Aim of the task — Copy every line of the listing below character for character, with no changes.

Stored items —
== == ==
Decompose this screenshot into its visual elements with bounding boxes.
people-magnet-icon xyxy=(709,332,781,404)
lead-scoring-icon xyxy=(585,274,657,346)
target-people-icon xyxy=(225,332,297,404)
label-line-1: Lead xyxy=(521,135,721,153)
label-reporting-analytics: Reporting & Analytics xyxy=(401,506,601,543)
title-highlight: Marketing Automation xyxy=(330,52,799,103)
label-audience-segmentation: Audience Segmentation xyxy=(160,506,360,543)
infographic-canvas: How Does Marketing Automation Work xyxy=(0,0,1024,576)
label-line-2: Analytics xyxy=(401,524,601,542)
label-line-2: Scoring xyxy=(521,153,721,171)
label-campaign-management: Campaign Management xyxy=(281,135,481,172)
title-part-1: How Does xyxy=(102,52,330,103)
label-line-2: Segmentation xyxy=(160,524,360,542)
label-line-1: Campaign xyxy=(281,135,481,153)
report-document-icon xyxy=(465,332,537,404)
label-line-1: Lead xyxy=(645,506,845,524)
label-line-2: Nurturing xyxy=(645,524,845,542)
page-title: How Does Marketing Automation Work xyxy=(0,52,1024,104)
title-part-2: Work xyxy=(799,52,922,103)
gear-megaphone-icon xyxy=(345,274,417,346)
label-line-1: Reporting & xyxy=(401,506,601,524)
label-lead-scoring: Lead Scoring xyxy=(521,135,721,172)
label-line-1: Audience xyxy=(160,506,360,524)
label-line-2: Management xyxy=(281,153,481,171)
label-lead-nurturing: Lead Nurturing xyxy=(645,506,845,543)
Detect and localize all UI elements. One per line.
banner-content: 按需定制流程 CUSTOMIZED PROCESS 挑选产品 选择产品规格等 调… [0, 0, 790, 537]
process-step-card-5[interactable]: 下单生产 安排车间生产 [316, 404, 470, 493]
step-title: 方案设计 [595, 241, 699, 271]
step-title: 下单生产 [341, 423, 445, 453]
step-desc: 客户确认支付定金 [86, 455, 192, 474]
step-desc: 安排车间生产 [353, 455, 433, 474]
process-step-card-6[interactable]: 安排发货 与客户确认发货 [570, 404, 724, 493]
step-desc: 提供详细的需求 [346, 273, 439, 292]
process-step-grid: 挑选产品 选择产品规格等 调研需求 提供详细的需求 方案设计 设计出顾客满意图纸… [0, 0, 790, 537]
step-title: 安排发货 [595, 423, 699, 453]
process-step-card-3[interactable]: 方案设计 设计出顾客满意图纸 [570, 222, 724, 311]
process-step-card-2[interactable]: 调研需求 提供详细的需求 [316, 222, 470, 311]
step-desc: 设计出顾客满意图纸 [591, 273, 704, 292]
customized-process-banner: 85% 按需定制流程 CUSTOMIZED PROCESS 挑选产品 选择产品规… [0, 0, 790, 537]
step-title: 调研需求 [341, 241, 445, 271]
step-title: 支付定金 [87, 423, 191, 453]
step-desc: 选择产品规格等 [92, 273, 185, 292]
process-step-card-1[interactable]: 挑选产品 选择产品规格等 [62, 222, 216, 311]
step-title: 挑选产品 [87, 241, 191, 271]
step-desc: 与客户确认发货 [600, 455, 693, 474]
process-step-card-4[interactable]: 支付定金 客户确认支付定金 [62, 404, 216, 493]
== == ==
Solution —
Decompose this screenshot into its visual elements with bounding boxes.
people-magnet-icon xyxy=(709,332,781,404)
lead-scoring-icon xyxy=(585,274,657,346)
target-people-icon xyxy=(225,332,297,404)
label-line-1: Lead xyxy=(521,135,721,153)
label-reporting-analytics: Reporting & Analytics xyxy=(401,506,601,543)
title-highlight: Marketing Automation xyxy=(330,52,799,103)
label-audience-segmentation: Audience Segmentation xyxy=(160,506,360,543)
infographic-canvas: How Does Marketing Automation Work xyxy=(0,0,1024,576)
label-line-2: Analytics xyxy=(401,524,601,542)
label-line-2: Scoring xyxy=(521,153,721,171)
label-campaign-management: Campaign Management xyxy=(281,135,481,172)
title-part-1: How Does xyxy=(102,52,330,103)
label-line-2: Segmentation xyxy=(160,524,360,542)
label-line-1: Campaign xyxy=(281,135,481,153)
report-document-icon xyxy=(465,332,537,404)
label-line-1: Lead xyxy=(645,506,845,524)
label-line-2: Nurturing xyxy=(645,524,845,542)
page-title: How Does Marketing Automation Work xyxy=(0,52,1024,104)
title-part-2: Work xyxy=(799,52,922,103)
gear-megaphone-icon xyxy=(345,274,417,346)
label-line-1: Reporting & xyxy=(401,506,601,524)
label-lead-scoring: Lead Scoring xyxy=(521,135,721,172)
label-line-1: Audience xyxy=(160,506,360,524)
label-line-2: Management xyxy=(281,153,481,171)
label-lead-nurturing: Lead Nurturing xyxy=(645,506,845,543)
Detect and localize all UI elements. One per line.
banner-content: 按需定制流程 CUSTOMIZED PROCESS 挑选产品 选择产品规格等 调… [0, 0, 790, 537]
process-step-card-5[interactable]: 下单生产 安排车间生产 [316, 404, 470, 493]
step-title: 方案设计 [595, 241, 699, 271]
step-title: 下单生产 [341, 423, 445, 453]
step-desc: 客户确认支付定金 [86, 455, 192, 474]
step-desc: 安排车间生产 [353, 455, 433, 474]
process-step-card-6[interactable]: 安排发货 与客户确认发货 [570, 404, 724, 493]
step-desc: 提供详细的需求 [346, 273, 439, 292]
process-step-grid: 挑选产品 选择产品规格等 调研需求 提供详细的需求 方案设计 设计出顾客满意图纸… [0, 0, 790, 537]
step-title: 安排发货 [595, 423, 699, 453]
process-step-card-3[interactable]: 方案设计 设计出顾客满意图纸 [570, 222, 724, 311]
process-step-card-2[interactable]: 调研需求 提供详细的需求 [316, 222, 470, 311]
step-desc: 设计出顾客满意图纸 [591, 273, 704, 292]
customized-process-banner: 85% 按需定制流程 CUSTOMIZED PROCESS 挑选产品 选择产品规… [0, 0, 790, 537]
step-title: 调研需求 [341, 241, 445, 271]
step-title: 支付定金 [87, 423, 191, 453]
step-desc: 选择产品规格等 [92, 273, 185, 292]
process-step-card-1[interactable]: 挑选产品 选择产品规格等 [62, 222, 216, 311]
step-title: 挑选产品 [87, 241, 191, 271]
step-desc: 与客户确认发货 [600, 455, 693, 474]
process-step-card-4[interactable]: 支付定金 客户确认支付定金 [62, 404, 216, 493]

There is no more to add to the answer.